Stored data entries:
• • • •
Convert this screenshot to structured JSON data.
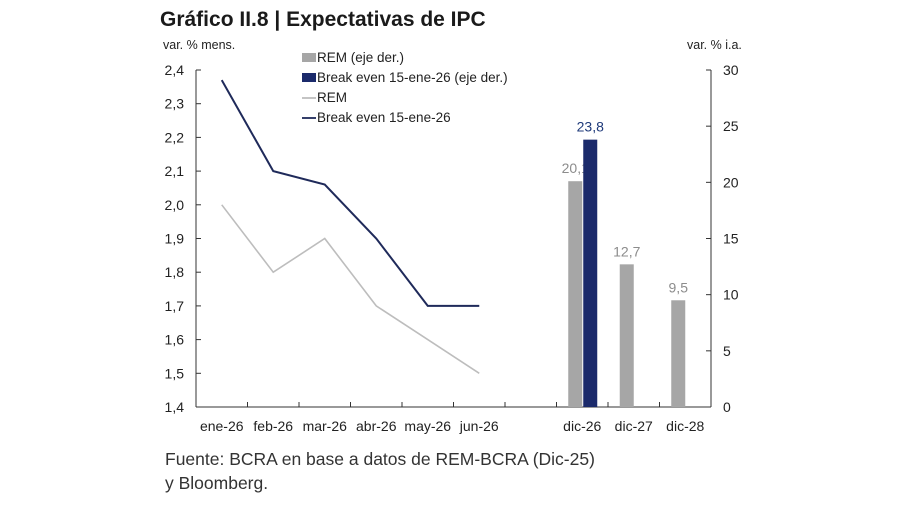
{
  "chart_data": {
    "type": "line+bar",
    "title": "Gráfico II.8 | Expectativas de IPC",
    "left_axis_label": "var. % mens.",
    "right_axis_label": "var. % i.a.",
    "left_ylim": [
      1.4,
      2.4
    ],
    "left_ticks": [
      "1,4",
      "1,5",
      "1,6",
      "1,7",
      "1,8",
      "1,9",
      "2,0",
      "2,1",
      "2,2",
      "2,3",
      "2,4"
    ],
    "right_ylim": [
      0,
      30
    ],
    "right_ticks": [
      "0",
      "5",
      "10",
      "15",
      "20",
      "25",
      "30"
    ],
    "categories": [
      "ene-26",
      "feb-26",
      "mar-26",
      "abr-26",
      "may-26",
      "jun-26",
      "",
      "dic-26",
      "dic-27",
      "dic-28"
    ],
    "line_series": [
      {
        "name": "REM",
        "color": "#bdbdbd",
        "values": [
          2.0,
          1.8,
          1.9,
          1.7,
          1.6,
          1.5
        ]
      },
      {
        "name": "Break even 15-ene-26",
        "color": "#1f2a5a",
        "values": [
          2.37,
          2.1,
          2.06,
          1.9,
          1.7,
          1.7
        ]
      }
    ],
    "bar_series": [
      {
        "name": "REM (eje der.)",
        "color": "#a6a6a6",
        "label_color": "#8c8c8c",
        "values": {
          "dic-26": 20.1,
          "dic-27": 12.7,
          "dic-28": 9.5
        },
        "labels": {
          "dic-26": "20,1",
          "dic-27": "12,7",
          "dic-28": "9,5"
        }
      },
      {
        "name": "Break even 15-ene-26 (eje der.)",
        "color": "#1b2a6b",
        "label_color": "#1f3a7a",
        "values": {
          "dic-26": 23.8
        },
        "labels": {
          "dic-26": "23,8"
        }
      }
    ],
    "legend_position": "top-center",
    "legend": [
      "REM (eje der.)",
      "Break even 15-ene-26 (eje der.)",
      "REM",
      "Break even 15-ene-26"
    ]
  },
  "source": {
    "line1": "Fuente: BCRA en base a datos de REM-BCRA (Dic-25)",
    "line2": "y Bloomberg."
  }
}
• • • •
__TASK INSTRUCTIONS__.
Set the data above down again exactly as given, with no pictures.

__SOLUTION__.
Convert this screenshot to structured JSON data.
{
  "chart_data": {
    "type": "line+bar",
    "title": "Gráfico II.8 | Expectativas de IPC",
    "left_axis_label": "var. % mens.",
    "right_axis_label": "var. % i.a.",
    "left_ylim": [
      1.4,
      2.4
    ],
    "left_ticks": [
      "1,4",
      "1,5",
      "1,6",
      "1,7",
      "1,8",
      "1,9",
      "2,0",
      "2,1",
      "2,2",
      "2,3",
      "2,4"
    ],
    "right_ylim": [
      0,
      30
    ],
    "right_ticks": [
      "0",
      "5",
      "10",
      "15",
      "20",
      "25",
      "30"
    ],
    "categories": [
      "ene-26",
      "feb-26",
      "mar-26",
      "abr-26",
      "may-26",
      "jun-26",
      "",
      "dic-26",
      "dic-27",
      "dic-28"
    ],
    "line_series": [
      {
        "name": "REM",
        "color": "#bdbdbd",
        "values": [
          2.0,
          1.8,
          1.9,
          1.7,
          1.6,
          1.5
        ]
      },
      {
        "name": "Break even 15-ene-26",
        "color": "#1f2a5a",
        "values": [
          2.37,
          2.1,
          2.06,
          1.9,
          1.7,
          1.7
        ]
      }
    ],
    "bar_series": [
      {
        "name": "REM (eje der.)",
        "color": "#a6a6a6",
        "label_color": "#8c8c8c",
        "values": {
          "dic-26": 20.1,
          "dic-27": 12.7,
          "dic-28": 9.5
        },
        "labels": {
          "dic-26": "20,1",
          "dic-27": "12,7",
          "dic-28": "9,5"
        }
      },
      {
        "name": "Break even 15-ene-26 (eje der.)",
        "color": "#1b2a6b",
        "label_color": "#1f3a7a",
        "values": {
          "dic-26": 23.8
        },
        "labels": {
          "dic-26": "23,8"
        }
      }
    ],
    "legend_position": "top-center",
    "legend": [
      "REM (eje der.)",
      "Break even 15-ene-26 (eje der.)",
      "REM",
      "Break even 15-ene-26"
    ]
  },
  "source": {
    "line1": "Fuente: BCRA en base a datos de REM-BCRA (Dic-25)",
    "line2": "y Bloomberg."
  }
}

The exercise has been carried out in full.